Only the number is wanted: how many lines in the data contain "title"?

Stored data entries
▼▼▼

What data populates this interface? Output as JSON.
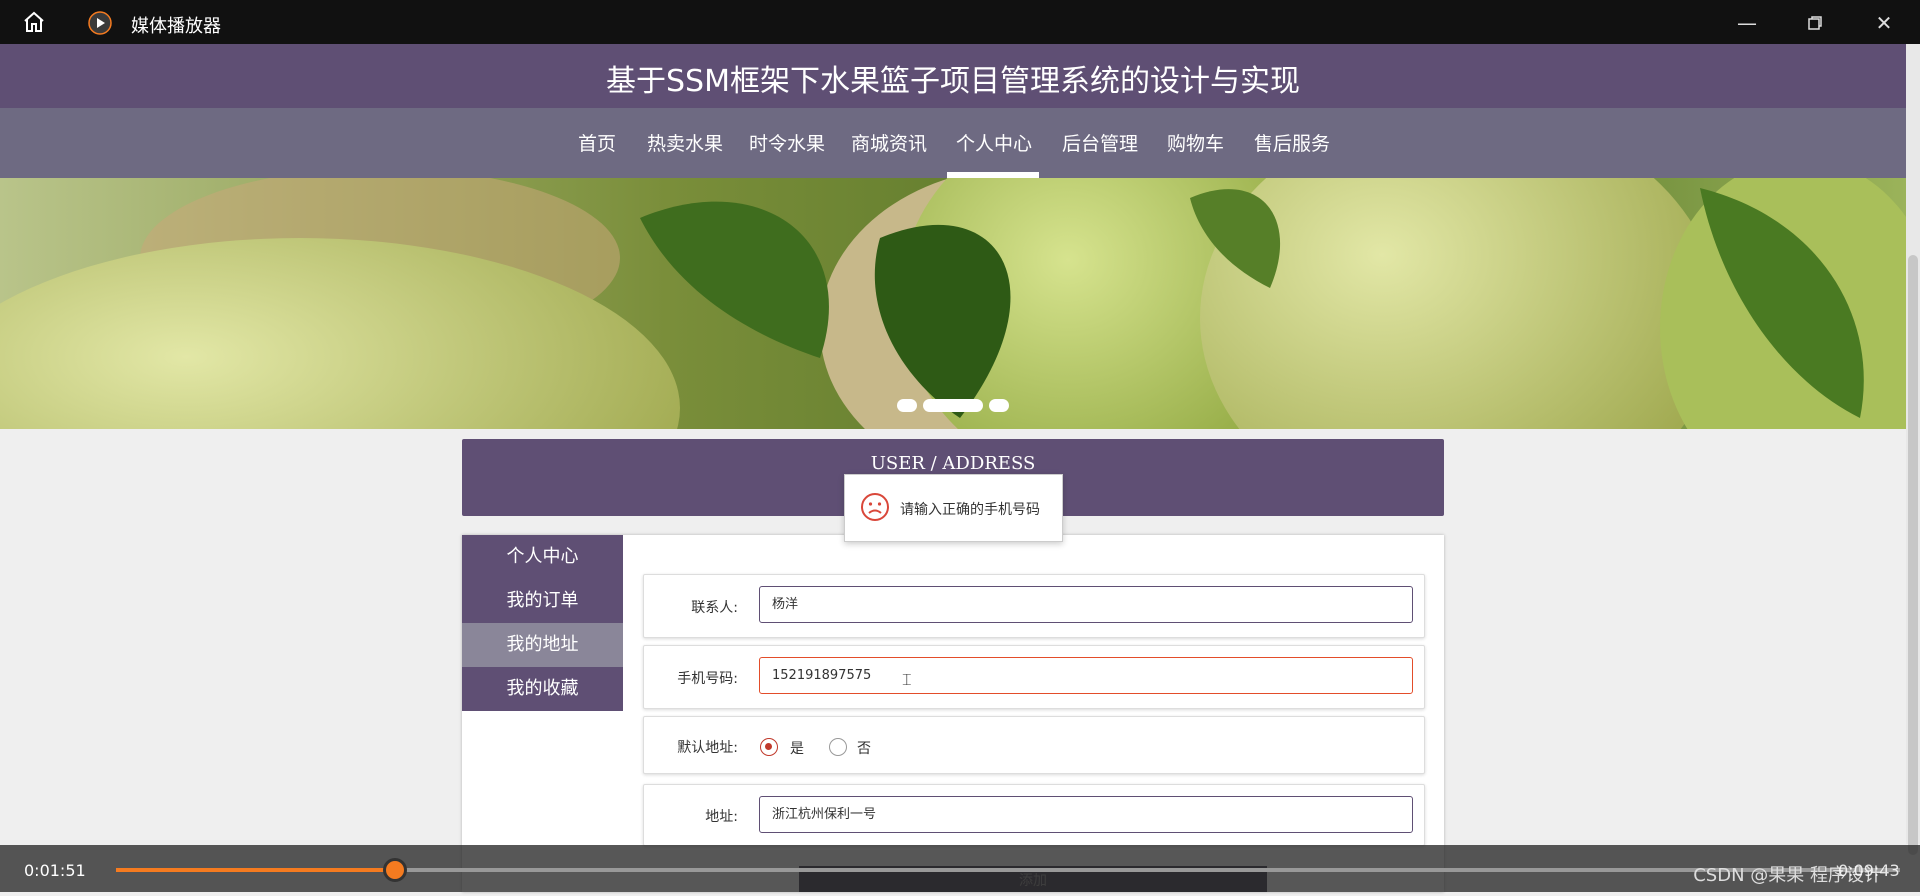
{
  "window": {
    "title": "媒体播放器"
  },
  "header": {
    "title": "基于SSM框架下水果篮子项目管理系统的设计与实现"
  },
  "nav": [
    {
      "label": "首页"
    },
    {
      "label": "热卖水果"
    },
    {
      "label": "时令水果"
    },
    {
      "label": "商城资讯"
    },
    {
      "label": "个人中心",
      "active": true
    },
    {
      "label": "后台管理"
    },
    {
      "label": "购物车"
    },
    {
      "label": "售后服务"
    }
  ],
  "section": {
    "title": "USER / ADDRESS"
  },
  "toast": {
    "message": "请输入正确的手机号码",
    "icon": "sad-face-icon"
  },
  "sidebar": [
    {
      "label": "个人中心"
    },
    {
      "label": "我的订单"
    },
    {
      "label": "我的地址",
      "active": true
    },
    {
      "label": "我的收藏"
    }
  ],
  "form": {
    "contact_label": "联系人:",
    "contact_value": "杨洋",
    "phone_label": "手机号码:",
    "phone_value": "152191897575",
    "default_label": "默认地址:",
    "yes_label": "是",
    "no_label": "否",
    "address_label": "地址:",
    "address_value": "浙江杭州保利一号",
    "add_button": "添加"
  },
  "player": {
    "current_time": "0:01:51",
    "total_time": "0:09:43",
    "progress": 0.155,
    "watermark": "CSDN @果果 程序设计"
  },
  "colors": {
    "brand": "#5f4f74",
    "accent": "#f57b20",
    "error": "#e34d2a"
  }
}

▲▲▲

* [Reply] 3